Records from a data source:
▼▼▼

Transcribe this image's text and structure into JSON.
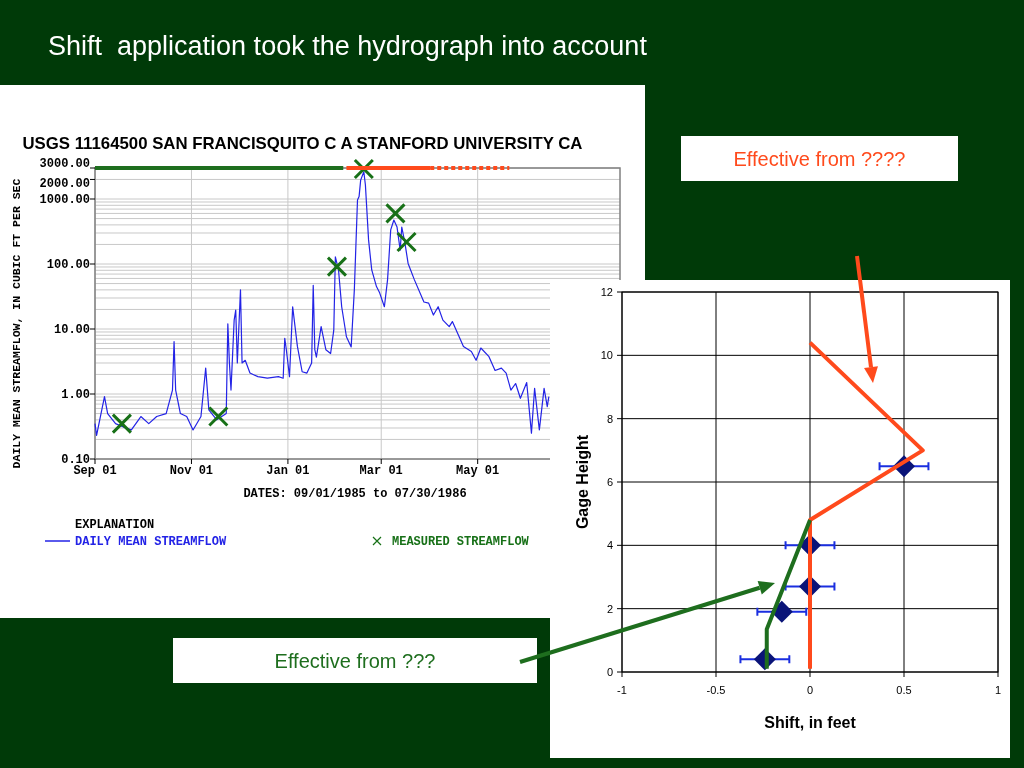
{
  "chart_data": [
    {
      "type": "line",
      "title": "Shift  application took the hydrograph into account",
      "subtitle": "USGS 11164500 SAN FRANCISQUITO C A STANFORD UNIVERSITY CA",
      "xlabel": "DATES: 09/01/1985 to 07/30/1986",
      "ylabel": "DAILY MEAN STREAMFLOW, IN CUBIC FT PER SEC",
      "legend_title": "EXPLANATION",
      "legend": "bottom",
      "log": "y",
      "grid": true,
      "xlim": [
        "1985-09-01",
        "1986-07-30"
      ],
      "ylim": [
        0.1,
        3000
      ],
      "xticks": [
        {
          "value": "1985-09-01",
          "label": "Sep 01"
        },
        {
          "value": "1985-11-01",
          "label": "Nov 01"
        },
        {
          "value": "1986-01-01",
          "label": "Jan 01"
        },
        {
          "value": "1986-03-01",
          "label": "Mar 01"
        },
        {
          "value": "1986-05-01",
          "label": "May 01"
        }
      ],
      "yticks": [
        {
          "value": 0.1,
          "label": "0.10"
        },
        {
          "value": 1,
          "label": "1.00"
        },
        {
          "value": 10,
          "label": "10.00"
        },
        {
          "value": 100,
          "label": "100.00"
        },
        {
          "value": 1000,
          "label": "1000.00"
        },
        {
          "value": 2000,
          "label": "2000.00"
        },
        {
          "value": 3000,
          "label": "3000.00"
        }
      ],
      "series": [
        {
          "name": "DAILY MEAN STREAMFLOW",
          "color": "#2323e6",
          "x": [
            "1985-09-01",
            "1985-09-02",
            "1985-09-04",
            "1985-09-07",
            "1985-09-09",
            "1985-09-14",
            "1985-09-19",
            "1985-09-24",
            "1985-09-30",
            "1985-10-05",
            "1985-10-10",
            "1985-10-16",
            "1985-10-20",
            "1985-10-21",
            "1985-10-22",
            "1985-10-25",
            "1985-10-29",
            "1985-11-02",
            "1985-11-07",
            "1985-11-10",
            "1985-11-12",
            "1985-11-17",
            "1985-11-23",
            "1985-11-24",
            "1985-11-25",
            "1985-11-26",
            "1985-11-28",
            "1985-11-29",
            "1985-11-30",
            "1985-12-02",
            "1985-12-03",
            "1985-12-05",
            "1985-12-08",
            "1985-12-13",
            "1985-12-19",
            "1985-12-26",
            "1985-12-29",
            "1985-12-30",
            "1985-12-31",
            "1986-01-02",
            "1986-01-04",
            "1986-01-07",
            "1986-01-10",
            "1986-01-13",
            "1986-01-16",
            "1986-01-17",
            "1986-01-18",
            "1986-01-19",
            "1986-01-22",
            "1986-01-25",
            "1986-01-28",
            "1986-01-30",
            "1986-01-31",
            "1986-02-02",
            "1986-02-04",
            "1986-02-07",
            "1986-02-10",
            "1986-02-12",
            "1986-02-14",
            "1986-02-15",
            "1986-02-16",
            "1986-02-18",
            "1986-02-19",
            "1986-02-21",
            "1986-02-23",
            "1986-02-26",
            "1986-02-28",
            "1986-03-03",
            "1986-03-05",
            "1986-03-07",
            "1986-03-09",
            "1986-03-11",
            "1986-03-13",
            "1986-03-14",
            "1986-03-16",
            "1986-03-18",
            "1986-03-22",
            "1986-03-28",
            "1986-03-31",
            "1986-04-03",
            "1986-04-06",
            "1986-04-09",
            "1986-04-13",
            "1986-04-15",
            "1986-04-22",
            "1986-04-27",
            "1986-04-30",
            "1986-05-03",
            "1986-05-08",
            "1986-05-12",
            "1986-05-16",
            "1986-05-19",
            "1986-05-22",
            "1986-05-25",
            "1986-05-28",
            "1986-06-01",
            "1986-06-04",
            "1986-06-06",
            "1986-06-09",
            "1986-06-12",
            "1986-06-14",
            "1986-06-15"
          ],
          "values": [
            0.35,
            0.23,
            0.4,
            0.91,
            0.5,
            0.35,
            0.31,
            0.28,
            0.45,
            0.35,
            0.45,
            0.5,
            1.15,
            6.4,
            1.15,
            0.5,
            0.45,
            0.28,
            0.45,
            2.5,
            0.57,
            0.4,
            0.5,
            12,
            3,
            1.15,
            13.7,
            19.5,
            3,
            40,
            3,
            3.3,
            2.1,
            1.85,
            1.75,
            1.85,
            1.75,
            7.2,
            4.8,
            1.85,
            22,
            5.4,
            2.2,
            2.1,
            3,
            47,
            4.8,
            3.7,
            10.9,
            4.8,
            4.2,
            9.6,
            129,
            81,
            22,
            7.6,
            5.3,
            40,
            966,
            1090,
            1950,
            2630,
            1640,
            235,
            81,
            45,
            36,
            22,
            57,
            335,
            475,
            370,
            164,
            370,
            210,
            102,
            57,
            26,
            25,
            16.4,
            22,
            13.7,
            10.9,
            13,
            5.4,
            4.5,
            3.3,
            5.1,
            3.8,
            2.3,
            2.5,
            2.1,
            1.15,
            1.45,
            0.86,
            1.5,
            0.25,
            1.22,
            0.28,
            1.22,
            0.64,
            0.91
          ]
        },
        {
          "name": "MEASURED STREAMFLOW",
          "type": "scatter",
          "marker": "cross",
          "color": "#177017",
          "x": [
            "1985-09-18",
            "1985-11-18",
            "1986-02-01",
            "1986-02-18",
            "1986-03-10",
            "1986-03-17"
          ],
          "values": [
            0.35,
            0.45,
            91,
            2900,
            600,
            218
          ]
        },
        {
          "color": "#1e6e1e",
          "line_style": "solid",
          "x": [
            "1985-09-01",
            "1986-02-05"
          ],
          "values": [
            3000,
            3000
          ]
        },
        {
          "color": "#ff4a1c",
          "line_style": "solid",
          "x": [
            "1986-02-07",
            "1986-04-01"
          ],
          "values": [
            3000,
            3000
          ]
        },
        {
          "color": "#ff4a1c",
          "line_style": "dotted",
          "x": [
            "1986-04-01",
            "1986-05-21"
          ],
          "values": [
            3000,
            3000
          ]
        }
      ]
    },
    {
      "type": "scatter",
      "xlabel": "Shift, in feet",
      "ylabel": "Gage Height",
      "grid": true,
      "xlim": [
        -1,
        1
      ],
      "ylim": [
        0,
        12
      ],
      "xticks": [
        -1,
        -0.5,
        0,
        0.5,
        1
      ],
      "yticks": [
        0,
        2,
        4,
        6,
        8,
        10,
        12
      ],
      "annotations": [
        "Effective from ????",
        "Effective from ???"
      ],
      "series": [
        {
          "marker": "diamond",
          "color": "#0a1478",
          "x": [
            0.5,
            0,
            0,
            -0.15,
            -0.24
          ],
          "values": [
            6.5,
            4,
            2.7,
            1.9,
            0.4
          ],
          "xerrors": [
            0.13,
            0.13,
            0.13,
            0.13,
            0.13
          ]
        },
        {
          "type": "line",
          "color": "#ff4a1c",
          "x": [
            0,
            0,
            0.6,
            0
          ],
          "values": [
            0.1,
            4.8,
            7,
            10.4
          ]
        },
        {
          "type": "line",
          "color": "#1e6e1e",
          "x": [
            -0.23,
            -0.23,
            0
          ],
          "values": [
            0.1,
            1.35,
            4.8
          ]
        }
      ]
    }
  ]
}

▲▲▲

* Exercise directions:
Copy the records word for word, leaving no picture in the copy.

* The result:
Transcribe this image's text and structure into JSON.
{
  "chart_data": [
    {
      "type": "line",
      "title": "Shift  application took the hydrograph into account",
      "subtitle": "USGS 11164500 SAN FRANCISQUITO C A STANFORD UNIVERSITY CA",
      "xlabel": "DATES: 09/01/1985 to 07/30/1986",
      "ylabel": "DAILY MEAN STREAMFLOW, IN CUBIC FT PER SEC",
      "legend_title": "EXPLANATION",
      "legend": "bottom",
      "log": "y",
      "grid": true,
      "xlim": [
        "1985-09-01",
        "1986-07-30"
      ],
      "ylim": [
        0.1,
        3000
      ],
      "xticks": [
        {
          "value": "1985-09-01",
          "label": "Sep 01"
        },
        {
          "value": "1985-11-01",
          "label": "Nov 01"
        },
        {
          "value": "1986-01-01",
          "label": "Jan 01"
        },
        {
          "value": "1986-03-01",
          "label": "Mar 01"
        },
        {
          "value": "1986-05-01",
          "label": "May 01"
        }
      ],
      "yticks": [
        {
          "value": 0.1,
          "label": "0.10"
        },
        {
          "value": 1,
          "label": "1.00"
        },
        {
          "value": 10,
          "label": "10.00"
        },
        {
          "value": 100,
          "label": "100.00"
        },
        {
          "value": 1000,
          "label": "1000.00"
        },
        {
          "value": 2000,
          "label": "2000.00"
        },
        {
          "value": 3000,
          "label": "3000.00"
        }
      ],
      "series": [
        {
          "name": "DAILY MEAN STREAMFLOW",
          "color": "#2323e6",
          "x": [
            "1985-09-01",
            "1985-09-02",
            "1985-09-04",
            "1985-09-07",
            "1985-09-09",
            "1985-09-14",
            "1985-09-19",
            "1985-09-24",
            "1985-09-30",
            "1985-10-05",
            "1985-10-10",
            "1985-10-16",
            "1985-10-20",
            "1985-10-21",
            "1985-10-22",
            "1985-10-25",
            "1985-10-29",
            "1985-11-02",
            "1985-11-07",
            "1985-11-10",
            "1985-11-12",
            "1985-11-17",
            "1985-11-23",
            "1985-11-24",
            "1985-11-25",
            "1985-11-26",
            "1985-11-28",
            "1985-11-29",
            "1985-11-30",
            "1985-12-02",
            "1985-12-03",
            "1985-12-05",
            "1985-12-08",
            "1985-12-13",
            "1985-12-19",
            "1985-12-26",
            "1985-12-29",
            "1985-12-30",
            "1985-12-31",
            "1986-01-02",
            "1986-01-04",
            "1986-01-07",
            "1986-01-10",
            "1986-01-13",
            "1986-01-16",
            "1986-01-17",
            "1986-01-18",
            "1986-01-19",
            "1986-01-22",
            "1986-01-25",
            "1986-01-28",
            "1986-01-30",
            "1986-01-31",
            "1986-02-02",
            "1986-02-04",
            "1986-02-07",
            "1986-02-10",
            "1986-02-12",
            "1986-02-14",
            "1986-02-15",
            "1986-02-16",
            "1986-02-18",
            "1986-02-19",
            "1986-02-21",
            "1986-02-23",
            "1986-02-26",
            "1986-02-28",
            "1986-03-03",
            "1986-03-05",
            "1986-03-07",
            "1986-03-09",
            "1986-03-11",
            "1986-03-13",
            "1986-03-14",
            "1986-03-16",
            "1986-03-18",
            "1986-03-22",
            "1986-03-28",
            "1986-03-31",
            "1986-04-03",
            "1986-04-06",
            "1986-04-09",
            "1986-04-13",
            "1986-04-15",
            "1986-04-22",
            "1986-04-27",
            "1986-04-30",
            "1986-05-03",
            "1986-05-08",
            "1986-05-12",
            "1986-05-16",
            "1986-05-19",
            "1986-05-22",
            "1986-05-25",
            "1986-05-28",
            "1986-06-01",
            "1986-06-04",
            "1986-06-06",
            "1986-06-09",
            "1986-06-12",
            "1986-06-14",
            "1986-06-15"
          ],
          "values": [
            0.35,
            0.23,
            0.4,
            0.91,
            0.5,
            0.35,
            0.31,
            0.28,
            0.45,
            0.35,
            0.45,
            0.5,
            1.15,
            6.4,
            1.15,
            0.5,
            0.45,
            0.28,
            0.45,
            2.5,
            0.57,
            0.4,
            0.5,
            12,
            3,
            1.15,
            13.7,
            19.5,
            3,
            40,
            3,
            3.3,
            2.1,
            1.85,
            1.75,
            1.85,
            1.75,
            7.2,
            4.8,
            1.85,
            22,
            5.4,
            2.2,
            2.1,
            3,
            47,
            4.8,
            3.7,
            10.9,
            4.8,
            4.2,
            9.6,
            129,
            81,
            22,
            7.6,
            5.3,
            40,
            966,
            1090,
            1950,
            2630,
            1640,
            235,
            81,
            45,
            36,
            22,
            57,
            335,
            475,
            370,
            164,
            370,
            210,
            102,
            57,
            26,
            25,
            16.4,
            22,
            13.7,
            10.9,
            13,
            5.4,
            4.5,
            3.3,
            5.1,
            3.8,
            2.3,
            2.5,
            2.1,
            1.15,
            1.45,
            0.86,
            1.5,
            0.25,
            1.22,
            0.28,
            1.22,
            0.64,
            0.91
          ]
        },
        {
          "name": "MEASURED STREAMFLOW",
          "type": "scatter",
          "marker": "cross",
          "color": "#177017",
          "x": [
            "1985-09-18",
            "1985-11-18",
            "1986-02-01",
            "1986-02-18",
            "1986-03-10",
            "1986-03-17"
          ],
          "values": [
            0.35,
            0.45,
            91,
            2900,
            600,
            218
          ]
        },
        {
          "color": "#1e6e1e",
          "line_style": "solid",
          "x": [
            "1985-09-01",
            "1986-02-05"
          ],
          "values": [
            3000,
            3000
          ]
        },
        {
          "color": "#ff4a1c",
          "line_style": "solid",
          "x": [
            "1986-02-07",
            "1986-04-01"
          ],
          "values": [
            3000,
            3000
          ]
        },
        {
          "color": "#ff4a1c",
          "line_style": "dotted",
          "x": [
            "1986-04-01",
            "1986-05-21"
          ],
          "values": [
            3000,
            3000
          ]
        }
      ]
    },
    {
      "type": "scatter",
      "xlabel": "Shift, in feet",
      "ylabel": "Gage Height",
      "grid": true,
      "xlim": [
        -1,
        1
      ],
      "ylim": [
        0,
        12
      ],
      "xticks": [
        -1,
        -0.5,
        0,
        0.5,
        1
      ],
      "yticks": [
        0,
        2,
        4,
        6,
        8,
        10,
        12
      ],
      "annotations": [
        "Effective from ????",
        "Effective from ???"
      ],
      "series": [
        {
          "marker": "diamond",
          "color": "#0a1478",
          "x": [
            0.5,
            0,
            0,
            -0.15,
            -0.24
          ],
          "values": [
            6.5,
            4,
            2.7,
            1.9,
            0.4
          ],
          "xerrors": [
            0.13,
            0.13,
            0.13,
            0.13,
            0.13
          ]
        },
        {
          "type": "line",
          "color": "#ff4a1c",
          "x": [
            0,
            0,
            0.6,
            0
          ],
          "values": [
            0.1,
            4.8,
            7,
            10.4
          ]
        },
        {
          "type": "line",
          "color": "#1e6e1e",
          "x": [
            -0.23,
            -0.23,
            0
          ],
          "values": [
            0.1,
            1.35,
            4.8
          ]
        }
      ]
    }
  ]
}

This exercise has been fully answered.